# DESCRIPTION OF THE TASK:
Identify the lines containing the word "occurs". Copy each one.

Stored items:
++++++
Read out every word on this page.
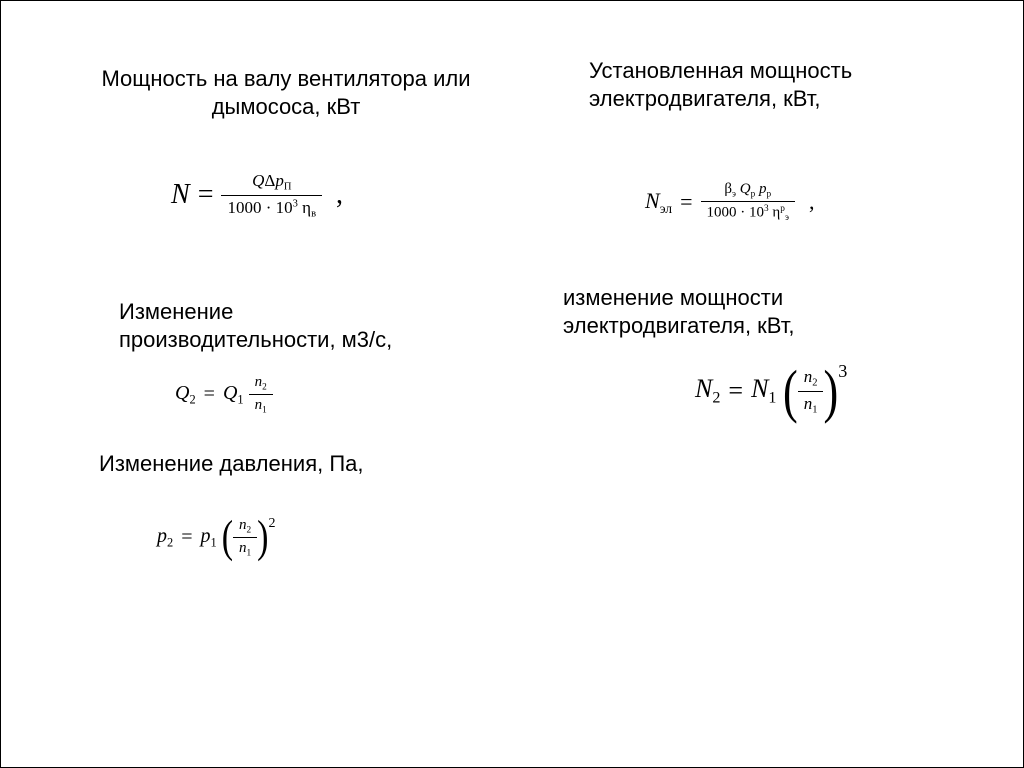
Мощность на валу вентилятора или
дымососа, кВт

Установленная мощность
электродвигателя, кВт,

$N = \frac{Q\Delta p_П}{1000 \cdot 10^3 \eta_в}$ ,	$N_{эл} = \frac{\beta_э Q_р p_р}{1000 \cdot 10^3 \eta^р_э}$ ,

Изменение
производительности, м3/с,

изменение мощности
электродвигателя, кВт,

$Q_2 = Q_1 \frac{n_2}{n_1}$	$N_2 = N_1$ ( $\frac{n_2}{n_1} )3$

Изменение давления, Па,

$p_2 = p_1$ ( $\frac{n_2}{n_1} )2$
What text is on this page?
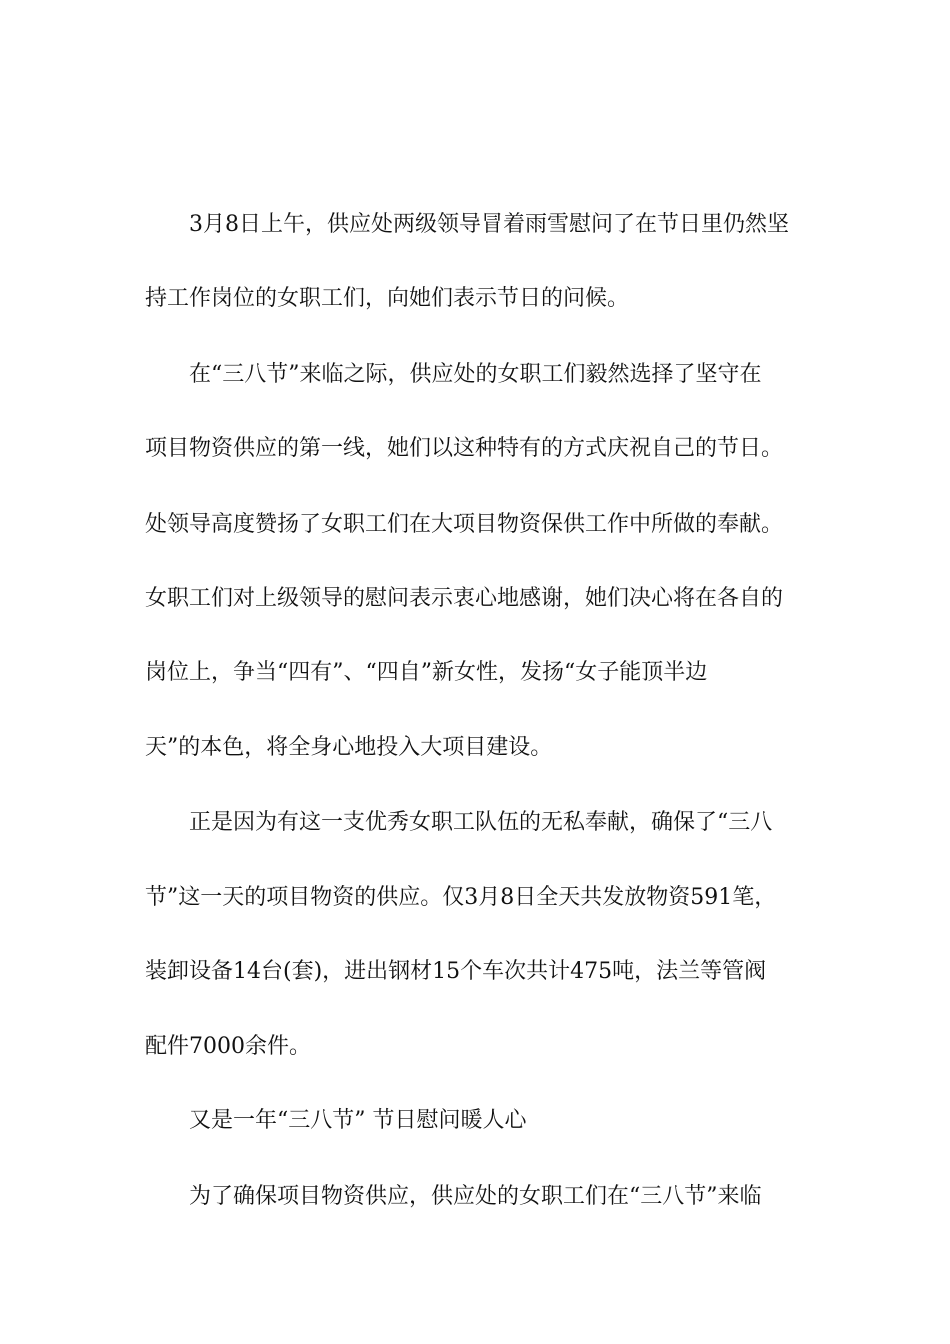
3月8日上午，供应处两级领导冒着雨雪慰问了在节日里仍然坚
持工作岗位的女职工们，向她们表示节日的问候。
在“三八节”来临之际，供应处的女职工们毅然选择了坚守在
项目物资供应的第一线，她们以这种特有的方式庆祝自己的节日。
处领导高度赞扬了女职工们在大项目物资保供工作中所做的奉献。
女职工们对上级领导的慰问表示衷心地感谢，她们决心将在各自的
岗位上，争当“四有”、“四自”新女性，发扬“女子能顶半边
天”的本色，将全身心地投入大项目建设。
正是因为有这一支优秀女职工队伍的无私奉献，确保了“三八
节”这一天的项目物资的供应。仅3月8日全天共发放物资591笔，
装卸设备14台(套)，进出钢材15个车次共计475吨，法兰等管阀
配件7000余件。
又是一年“三八节” 节日慰问暖人心
为了确保项目物资供应，供应处的女职工们在“三八节”来临
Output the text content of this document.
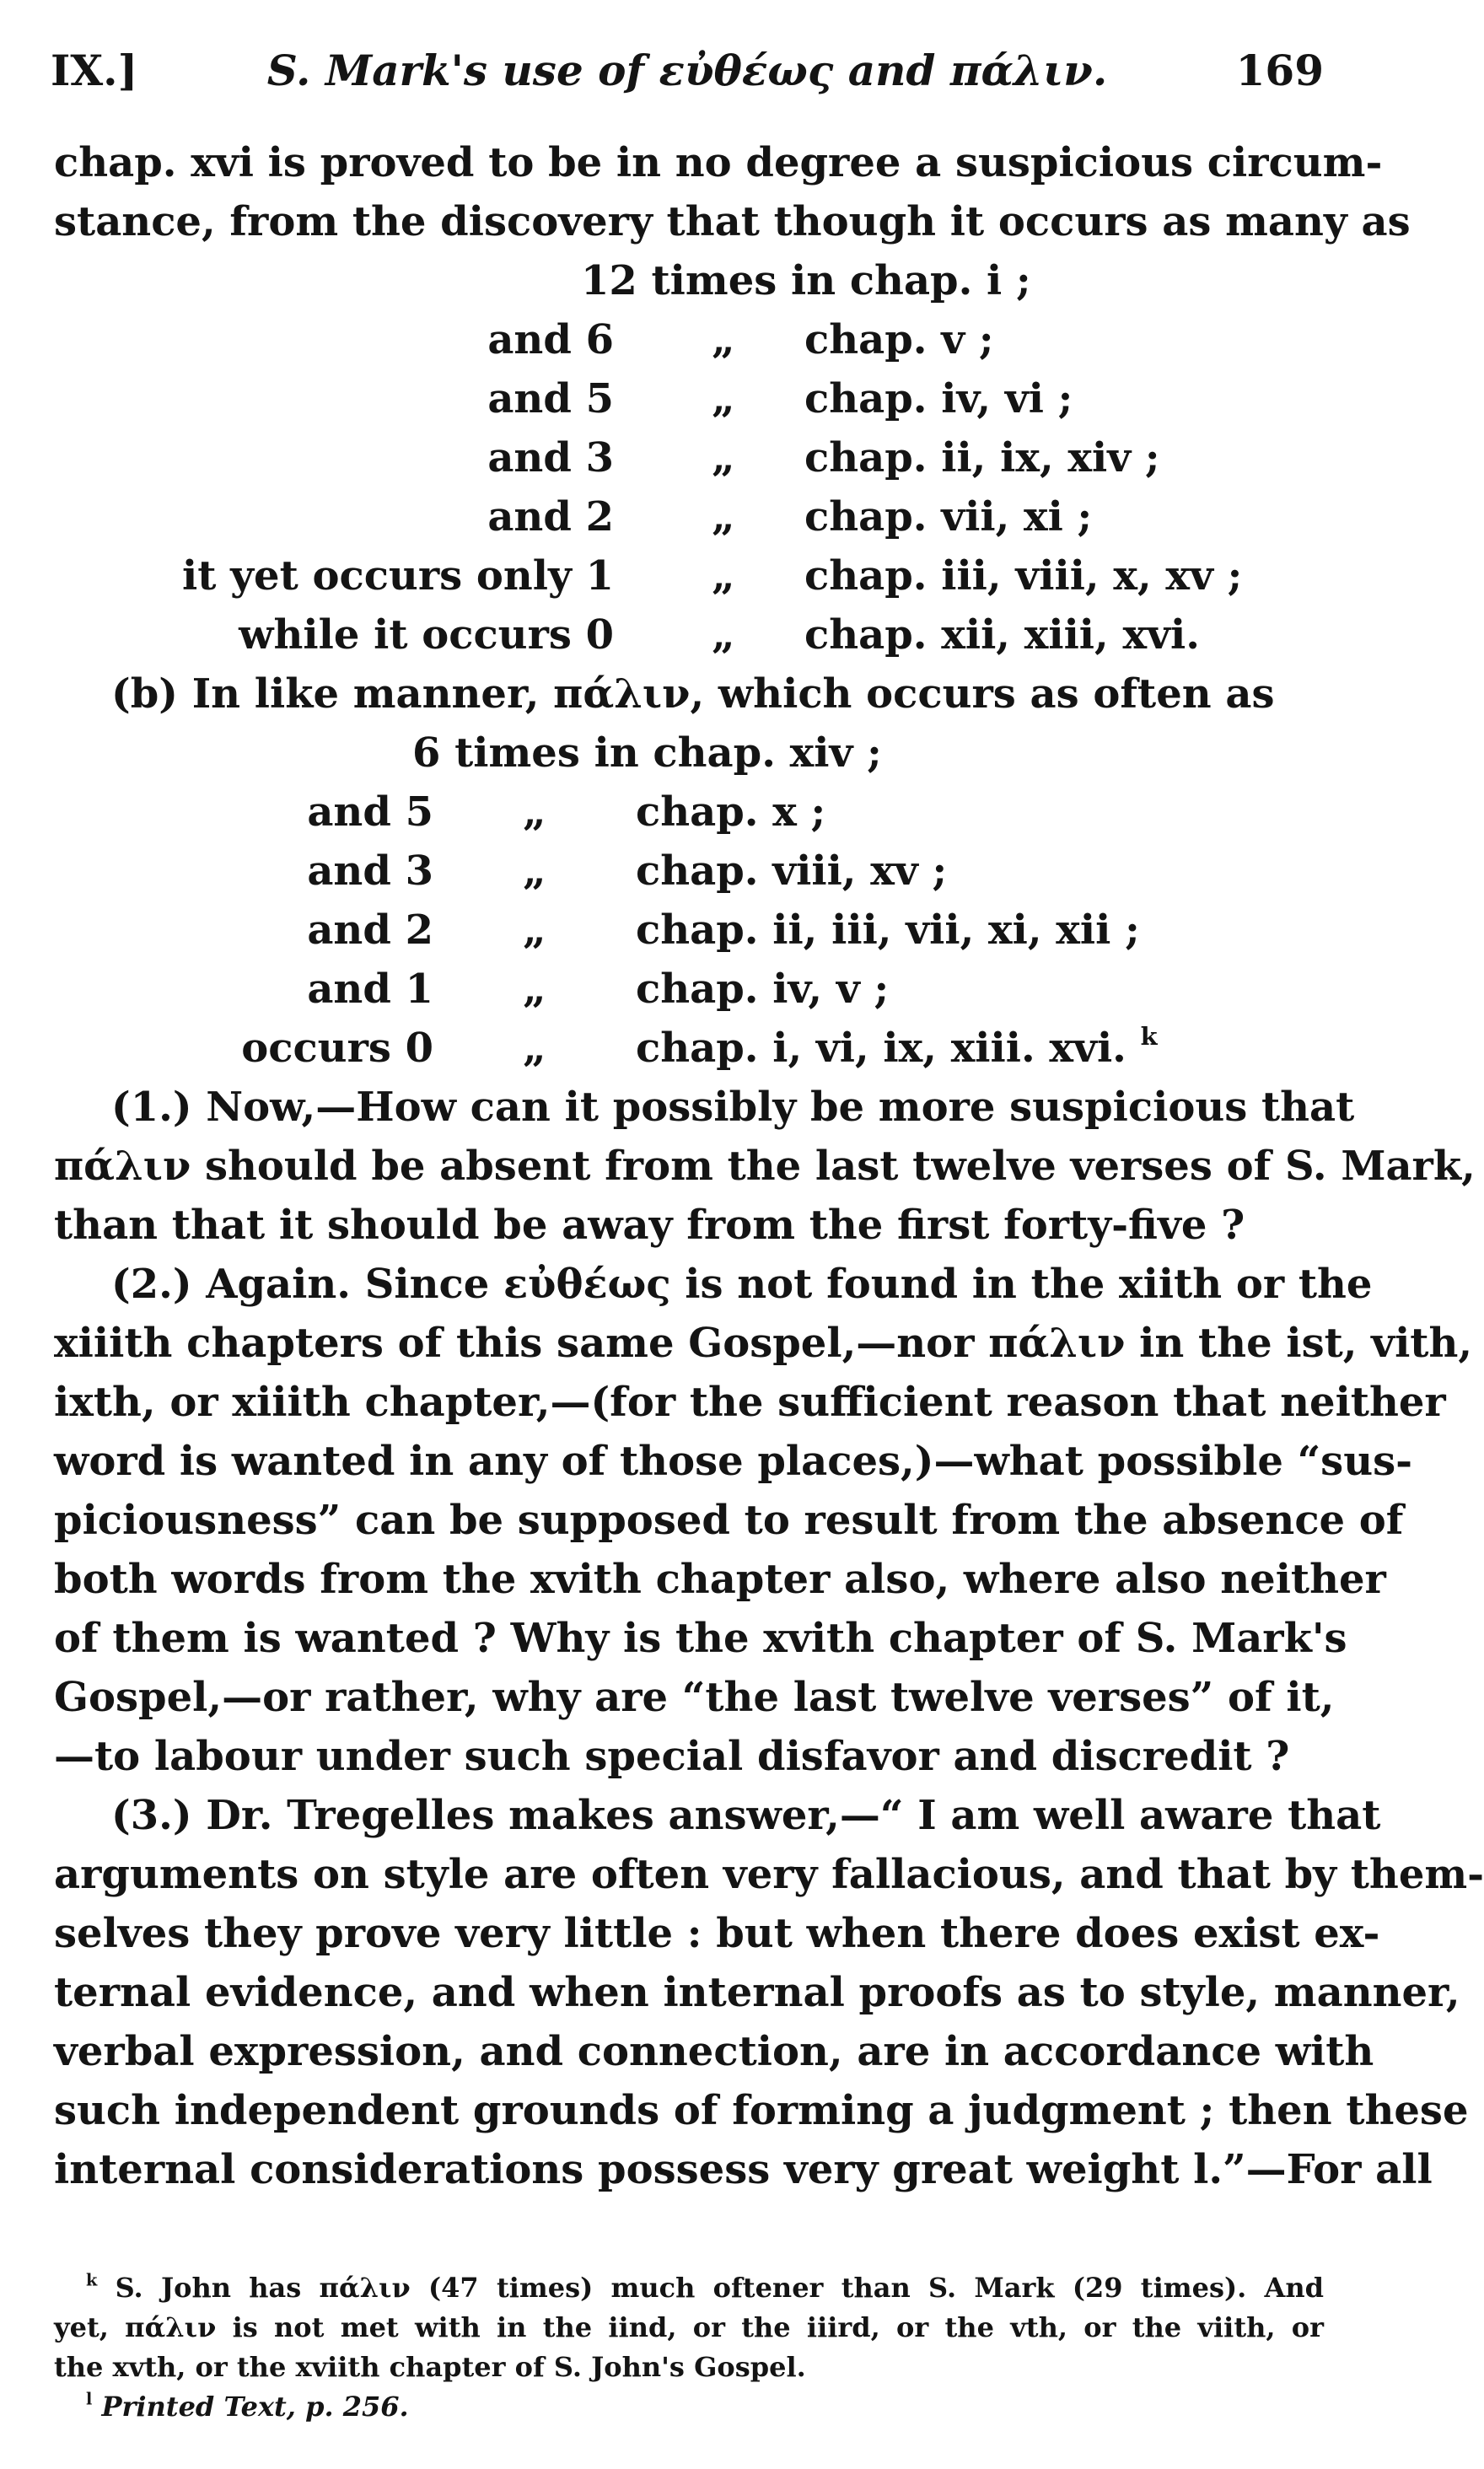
IX.]	S. Mark's use of εὐθέως and πάλιν.	169
chap. xvi is proved to be in no degree a suspicious circum-
stance, from the discovery that though it occurs as many as
12 times in chap. i ;
and 6 „ chap. v ;
and 5 „ chap. iv, vi ;
and 3 „ chap. ii, ix, xiv ;
and 2 „ chap. vii, xi ;
it yet occurs only 1 „ chap. iii, viii, x, xv ;
while it occurs 0 „ chap. xii, xiii, xvi.
(b) In like manner, πάλιν, which occurs as often as
6 times in chap. xiv ;
and 5 „ chap. x ;
and 3 „ chap. viii, xv ;
and 2 „ chap. ii, iii, vii, xi, xii ;
and 1 „ chap. iv, v ;
occurs 0 „ chap. i, vi, ix, xiii. xvi. $^k$
(1.) Now,—How can it possibly be more suspicious that
πάλιν should be absent from the last twelve verses of S. Mark,
than that it should be away from the first forty-five ?
(2.) Again. Since εὐθέως is not found in the xiith or the
xiiith chapters of this same Gospel,—nor πάλιν in the ist, vith,
ixth, or xiiith chapter,—(for the sufficient reason that neither
word is wanted in any of those places,)—what possible “sus-
piciousness” can be supposed to result from the absence of
both words from the xvith chapter also, where also neither
of them is wanted ? Why is the xvith chapter of S. Mark's
Gospel,—or rather, why are “the last twelve verses” of it,
—to labour under such special disfavor and discredit ?
(3.) Dr. Tregelles makes answer,—“ I am well aware that
arguments on style are often very fallacious, and that by them-
selves they prove very little : but when there does exist ex-
ternal evidence, and when internal proofs as to style, manner,
verbal expression, and connection, are in accordance with
such independent grounds of forming a judgment ; then these
internal considerations possess very great weight l.”—For all
$^k$ S. John has πάλιν (47 times) much oftener than S. Mark (29 times). And
yet, πάλιν is not met with in the iind, or the iiird, or the vth, or the viith, or
the xvth, or the xviith chapter of S. John's Gospel.
$^l$ Printed Text, p. 256.
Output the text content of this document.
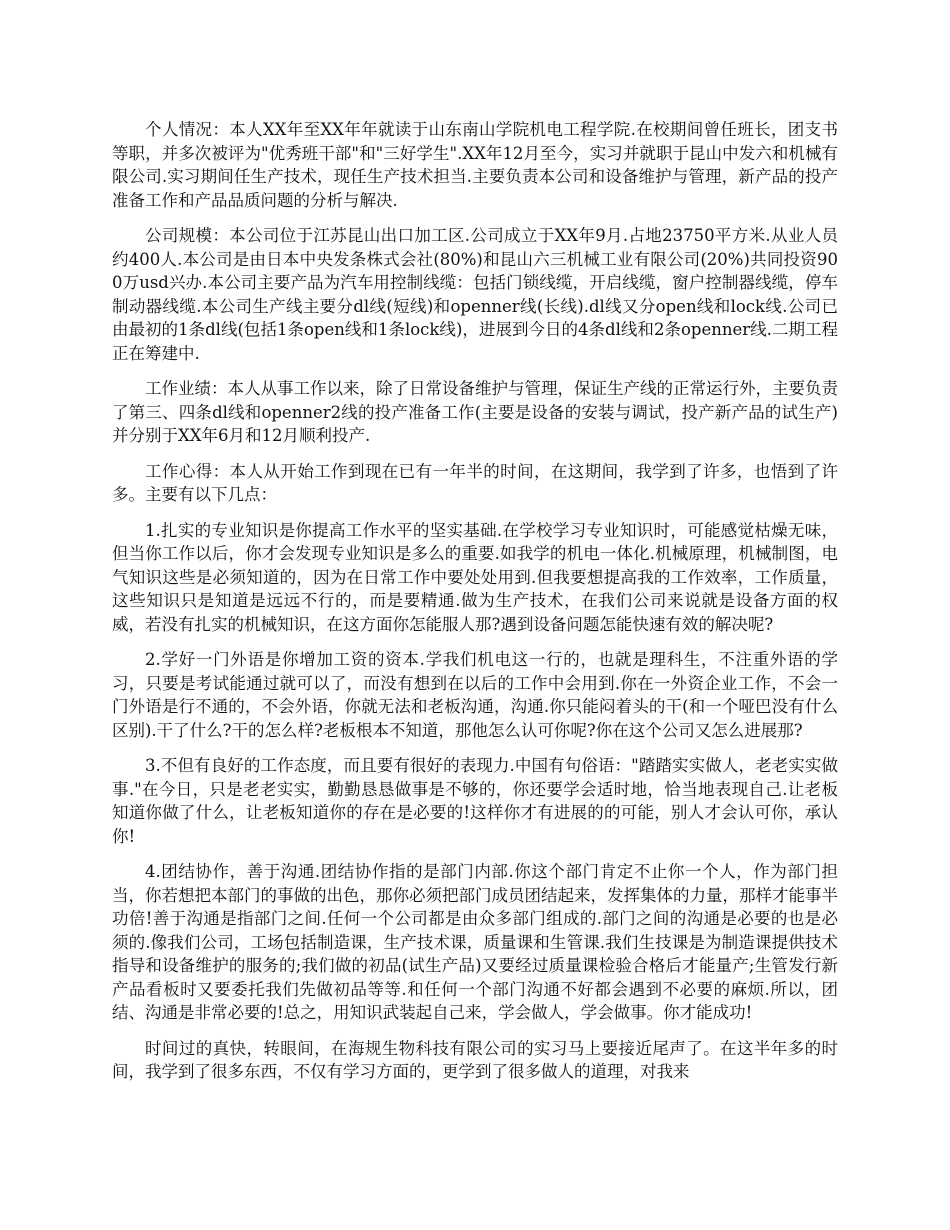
个人情况：本人XX年至XX年年就读于山东南山学院机电工程学院.在校期间曾任班长，团支书等职，并多次被评为"优秀班干部"和"三好学生".XX年12月至今，实习并就职于昆山中发六和机械有限公司.实习期间任生产技术，现任生产技术担当.主要负责本公司和设备维护与管理，新产品的投产准备工作和产品品质问题的分析与解决.

公司规模：本公司位于江苏昆山出口加工区.公司成立于XX年9月.占地23750平方米.从业人员约400人.本公司是由日本中央发条株式会社(80%)和昆山六三机械工业有限公司(20%)共同投资900万usd兴办.本公司主要产品为汽车用控制线缆：包括门锁线缆，开启线缆，窗户控制器线缆，停车制动器线缆.本公司生产线主要分dl线(短线)和openner线(长线).dl线又分open线和lock线.公司已由最初的1条dl线(包括1条open线和1条lock线)，进展到今日的4条dl线和2条openner线.二期工程正在筹建中.

工作业绩：本人从事工作以来，除了日常设备维护与管理，保证生产线的正常运行外，主要负责了第三、四条dl线和openner2线的投产准备工作(主要是设备的安装与调试，投产新产品的试生产)并分别于XX年6月和12月顺利投产.

工作心得：本人从开始工作到现在已有一年半的时间，在这期间，我学到了许多，也悟到了许多。主要有以下几点：

1.扎实的专业知识是你提高工作水平的坚实基础.在学校学习专业知识时，可能感觉枯燥无味，但当你工作以后，你才会发现专业知识是多么的重要.如我学的机电一体化.机械原理，机械制图，电气知识这些是必须知道的，因为在日常工作中要处处用到.但我要想提高我的工作效率，工作质量，这些知识只是知道是远远不行的，而是要精通.做为生产技术，在我们公司来说就是设备方面的权威，若没有扎实的机械知识，在这方面你怎能服人那?遇到设备问题怎能快速有效的解决呢?

2.学好一门外语是你增加工资的资本.学我们机电这一行的，也就是理科生，不注重外语的学习，只要是考试能通过就可以了，而没有想到在以后的工作中会用到.你在一外资企业工作，不会一门外语是行不通的，不会外语，你就无法和老板沟通，沟通.你只能闷着头的干(和一个哑巴没有什么区别).干了什么?干的怎么样?老板根本不知道，那他怎么认可你呢?你在这个公司又怎么进展那?

3.不但有良好的工作态度，而且要有很好的表现力.中国有句俗语："踏踏实实做人，老老实实做事."在今日，只是老老实实，勤勤恳恳做事是不够的，你还要学会适时地，恰当地表现自己.让老板知道你做了什么，让老板知道你的存在是必要的!这样你才有进展的的可能，别人才会认可你，承认你!

4.团结协作，善于沟通.团结协作指的是部门内部.你这个部门肯定不止你一个人，作为部门担当，你若想把本部门的事做的出色，那你必须把部门成员团结起来，发挥集体的力量，那样才能事半功倍!善于沟通是指部门之间.任何一个公司都是由众多部门组成的.部门之间的沟通是必要的也是必须的.像我们公司，工场包括制造课，生产技术课，质量课和生管课.我们生技课是为制造课提供技术指导和设备维护的服务的;我们做的初品(试生产品)又要经过质量课检验合格后才能量产;生管发行新产品看板时又要委托我们先做初品等等.和任何一个部门沟通不好都会遇到不必要的麻烦.所以，团结、沟通是非常必要的!总之，用知识武装起自己来，学会做人，学会做事。你才能成功!

时间过的真快，转眼间，在海规生物科技有限公司的实习马上要接近尾声了。在这半年多的时间，我学到了很多东西，不仅有学习方面的，更学到了很多做人的道理，对我来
++++++
# THE OUTPUT:
stance, from the discovery that though it occurs as many as
it yet occurs only 1 „ chap. iii, viii, x, xv ;
while it occurs 0 „ chap. xii, xiii, xvi.
(b) In like manner, πάλιν, which occurs as often as
occurs 0 „ chap. i, vi, ix, xiii. xvi. $^k$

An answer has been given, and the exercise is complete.